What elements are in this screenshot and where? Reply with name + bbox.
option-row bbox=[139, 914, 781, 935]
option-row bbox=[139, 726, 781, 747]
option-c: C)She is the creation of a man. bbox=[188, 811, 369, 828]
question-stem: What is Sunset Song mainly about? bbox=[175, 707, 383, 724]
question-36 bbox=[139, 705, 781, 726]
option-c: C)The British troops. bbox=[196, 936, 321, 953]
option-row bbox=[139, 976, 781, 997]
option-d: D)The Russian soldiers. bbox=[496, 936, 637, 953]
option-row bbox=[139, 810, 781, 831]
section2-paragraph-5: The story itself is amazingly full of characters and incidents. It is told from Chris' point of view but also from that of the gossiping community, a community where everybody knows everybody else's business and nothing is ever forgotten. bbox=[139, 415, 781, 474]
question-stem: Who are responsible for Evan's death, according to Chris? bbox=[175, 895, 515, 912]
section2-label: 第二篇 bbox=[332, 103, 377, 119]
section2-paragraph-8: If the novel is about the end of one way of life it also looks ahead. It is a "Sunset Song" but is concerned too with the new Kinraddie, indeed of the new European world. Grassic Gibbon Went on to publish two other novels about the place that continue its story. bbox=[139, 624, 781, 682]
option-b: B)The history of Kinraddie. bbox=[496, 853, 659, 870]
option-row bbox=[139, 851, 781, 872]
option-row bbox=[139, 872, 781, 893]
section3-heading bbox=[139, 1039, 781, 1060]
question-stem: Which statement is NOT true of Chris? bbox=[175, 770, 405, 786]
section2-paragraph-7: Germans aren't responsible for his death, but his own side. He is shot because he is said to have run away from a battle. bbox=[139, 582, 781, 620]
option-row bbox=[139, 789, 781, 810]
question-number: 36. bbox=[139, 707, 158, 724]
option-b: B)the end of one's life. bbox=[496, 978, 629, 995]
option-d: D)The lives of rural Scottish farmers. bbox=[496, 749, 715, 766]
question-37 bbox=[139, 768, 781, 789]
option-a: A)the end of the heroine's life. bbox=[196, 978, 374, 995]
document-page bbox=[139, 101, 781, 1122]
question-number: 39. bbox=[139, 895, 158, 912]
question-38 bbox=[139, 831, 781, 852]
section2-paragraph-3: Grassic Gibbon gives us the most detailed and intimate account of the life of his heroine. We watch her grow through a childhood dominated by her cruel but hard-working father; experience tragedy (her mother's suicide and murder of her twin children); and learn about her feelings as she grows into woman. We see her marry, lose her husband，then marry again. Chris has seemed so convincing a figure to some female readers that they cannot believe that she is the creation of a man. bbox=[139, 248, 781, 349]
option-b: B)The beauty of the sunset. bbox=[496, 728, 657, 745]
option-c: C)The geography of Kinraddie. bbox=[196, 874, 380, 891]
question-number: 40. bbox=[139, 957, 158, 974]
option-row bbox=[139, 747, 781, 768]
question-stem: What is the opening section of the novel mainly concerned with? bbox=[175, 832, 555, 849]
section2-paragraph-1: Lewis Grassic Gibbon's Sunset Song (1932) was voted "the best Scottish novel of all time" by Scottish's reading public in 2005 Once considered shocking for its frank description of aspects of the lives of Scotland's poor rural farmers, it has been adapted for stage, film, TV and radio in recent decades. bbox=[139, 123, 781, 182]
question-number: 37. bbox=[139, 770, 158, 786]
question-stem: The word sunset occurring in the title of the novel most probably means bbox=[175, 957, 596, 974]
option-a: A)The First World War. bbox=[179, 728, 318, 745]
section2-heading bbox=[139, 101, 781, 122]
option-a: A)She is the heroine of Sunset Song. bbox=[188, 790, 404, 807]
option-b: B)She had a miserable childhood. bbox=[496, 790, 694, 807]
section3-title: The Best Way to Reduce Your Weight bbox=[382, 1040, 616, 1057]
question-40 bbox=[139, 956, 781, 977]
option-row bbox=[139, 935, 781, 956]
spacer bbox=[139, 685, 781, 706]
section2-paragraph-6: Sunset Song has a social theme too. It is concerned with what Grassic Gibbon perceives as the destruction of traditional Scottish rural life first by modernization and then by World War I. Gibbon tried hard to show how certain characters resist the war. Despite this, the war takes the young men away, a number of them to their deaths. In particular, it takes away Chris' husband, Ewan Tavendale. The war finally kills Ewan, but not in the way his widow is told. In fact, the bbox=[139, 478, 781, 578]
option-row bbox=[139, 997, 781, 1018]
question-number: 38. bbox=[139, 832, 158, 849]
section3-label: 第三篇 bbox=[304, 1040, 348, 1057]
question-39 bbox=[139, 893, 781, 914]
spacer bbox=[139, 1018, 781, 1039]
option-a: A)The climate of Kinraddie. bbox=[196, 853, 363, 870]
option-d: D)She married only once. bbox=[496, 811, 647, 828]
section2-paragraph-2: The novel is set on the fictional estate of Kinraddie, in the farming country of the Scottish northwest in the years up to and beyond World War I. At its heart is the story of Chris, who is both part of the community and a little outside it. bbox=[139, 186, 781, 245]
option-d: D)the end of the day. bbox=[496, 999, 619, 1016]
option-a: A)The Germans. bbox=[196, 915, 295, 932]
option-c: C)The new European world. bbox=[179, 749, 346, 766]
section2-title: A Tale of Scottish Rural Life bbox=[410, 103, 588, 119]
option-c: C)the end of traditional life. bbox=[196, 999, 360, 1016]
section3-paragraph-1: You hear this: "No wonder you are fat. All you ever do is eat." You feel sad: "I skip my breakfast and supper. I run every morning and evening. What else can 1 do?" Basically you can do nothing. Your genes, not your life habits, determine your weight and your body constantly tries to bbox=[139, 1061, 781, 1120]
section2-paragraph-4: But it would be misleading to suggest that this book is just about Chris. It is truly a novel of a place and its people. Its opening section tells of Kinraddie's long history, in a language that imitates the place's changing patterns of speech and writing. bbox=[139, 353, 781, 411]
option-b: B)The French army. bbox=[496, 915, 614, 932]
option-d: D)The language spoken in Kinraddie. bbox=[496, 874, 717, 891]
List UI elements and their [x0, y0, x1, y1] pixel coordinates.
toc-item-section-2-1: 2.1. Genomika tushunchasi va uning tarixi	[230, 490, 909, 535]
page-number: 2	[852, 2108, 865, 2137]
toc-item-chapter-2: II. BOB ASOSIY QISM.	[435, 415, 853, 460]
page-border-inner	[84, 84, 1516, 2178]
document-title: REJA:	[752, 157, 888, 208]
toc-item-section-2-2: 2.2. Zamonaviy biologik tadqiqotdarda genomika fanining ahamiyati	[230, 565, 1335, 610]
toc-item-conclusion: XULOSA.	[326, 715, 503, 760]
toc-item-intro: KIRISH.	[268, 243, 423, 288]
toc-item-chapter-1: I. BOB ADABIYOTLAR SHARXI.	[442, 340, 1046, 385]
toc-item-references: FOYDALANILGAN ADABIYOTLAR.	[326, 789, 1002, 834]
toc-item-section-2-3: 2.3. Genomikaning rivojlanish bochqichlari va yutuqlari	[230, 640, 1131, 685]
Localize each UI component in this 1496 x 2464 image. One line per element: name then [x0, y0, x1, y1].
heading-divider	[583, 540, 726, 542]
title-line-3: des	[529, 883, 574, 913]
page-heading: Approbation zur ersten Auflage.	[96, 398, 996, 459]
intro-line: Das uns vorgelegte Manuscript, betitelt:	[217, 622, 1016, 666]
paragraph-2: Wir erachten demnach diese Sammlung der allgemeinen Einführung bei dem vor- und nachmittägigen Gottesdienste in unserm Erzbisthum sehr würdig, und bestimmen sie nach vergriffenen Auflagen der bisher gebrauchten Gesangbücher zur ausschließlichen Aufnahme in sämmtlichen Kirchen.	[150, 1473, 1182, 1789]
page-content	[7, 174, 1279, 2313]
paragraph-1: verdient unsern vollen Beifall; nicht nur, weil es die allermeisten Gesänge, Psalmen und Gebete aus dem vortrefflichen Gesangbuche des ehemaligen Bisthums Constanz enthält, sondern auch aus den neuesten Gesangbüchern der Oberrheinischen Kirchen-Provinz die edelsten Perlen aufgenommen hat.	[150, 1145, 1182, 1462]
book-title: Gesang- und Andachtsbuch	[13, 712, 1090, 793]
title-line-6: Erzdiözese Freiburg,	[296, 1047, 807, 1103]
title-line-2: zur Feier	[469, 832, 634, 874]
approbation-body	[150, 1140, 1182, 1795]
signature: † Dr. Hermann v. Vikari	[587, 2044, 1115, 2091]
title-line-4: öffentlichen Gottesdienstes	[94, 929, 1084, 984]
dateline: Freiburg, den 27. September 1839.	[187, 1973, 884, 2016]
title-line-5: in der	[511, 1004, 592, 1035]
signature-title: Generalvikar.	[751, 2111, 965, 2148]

* * * * * * *

Instructions to follow: An exact copy of the line containing "List UI elements" and all lines after it, through the last line of the entries, is the required answer.

Task result:
List UI elements and their [x0, y0, x1, y1] pixel coordinates.
toc-item-section-2-1: 2.1. Genomika tushunchasi va uning tarixi	[230, 490, 909, 535]
page-number: 2	[852, 2108, 865, 2137]
toc-item-chapter-2: II. BOB ASOSIY QISM.	[435, 415, 853, 460]
page-border-inner	[84, 84, 1516, 2178]
document-title: REJA:	[752, 157, 888, 208]
toc-item-section-2-2: 2.2. Zamonaviy biologik tadqiqotdarda genomika fanining ahamiyati	[230, 565, 1335, 610]
toc-item-conclusion: XULOSA.	[326, 715, 503, 760]
toc-item-intro: KIRISH.	[268, 243, 423, 288]
toc-item-chapter-1: I. BOB ADABIYOTLAR SHARXI.	[442, 340, 1046, 385]
toc-item-references: FOYDALANILGAN ADABIYOTLAR.	[326, 789, 1002, 834]
toc-item-section-2-3: 2.3. Genomikaning rivojlanish bochqichlari va yutuqlari	[230, 640, 1131, 685]
Localize each UI component in this 1496 x 2464 image. One line per element: name then [x0, y0, x1, y1].
heading-divider	[583, 540, 726, 542]
title-line-3: des	[529, 883, 574, 913]
page-heading: Approbation zur ersten Auflage.	[96, 398, 996, 459]
intro-line: Das uns vorgelegte Manuscript, betitelt:	[217, 622, 1016, 666]
paragraph-2: Wir erachten demnach diese Sammlung der allgemeinen Einführung bei dem vor- und nachmittägigen Gottesdienste in unserm Erzbisthum sehr würdig, und bestimmen sie nach vergriffenen Auflagen der bisher gebrauchten Gesangbücher zur ausschließlichen Aufnahme in sämmtlichen Kirchen.	[150, 1473, 1182, 1789]
page-content	[7, 174, 1279, 2313]
paragraph-1: verdient unsern vollen Beifall; nicht nur, weil es die allermeisten Gesänge, Psalmen und Gebete aus dem vortrefflichen Gesangbuche des ehemaligen Bisthums Constanz enthält, sondern auch aus den neuesten Gesangbüchern der Oberrheinischen Kirchen-Provinz die edelsten Perlen aufgenommen hat.	[150, 1145, 1182, 1462]
book-title: Gesang- und Andachtsbuch	[13, 712, 1090, 793]
title-line-6: Erzdiözese Freiburg,	[296, 1047, 807, 1103]
title-line-2: zur Feier	[469, 832, 634, 874]
approbation-body	[150, 1140, 1182, 1795]
signature: † Dr. Hermann v. Vikari	[587, 2044, 1115, 2091]
title-line-4: öffentlichen Gottesdienstes	[94, 929, 1084, 984]
dateline: Freiburg, den 27. September 1839.	[187, 1973, 884, 2016]
title-line-5: in der	[511, 1004, 592, 1035]
signature-title: Generalvikar.	[751, 2111, 965, 2148]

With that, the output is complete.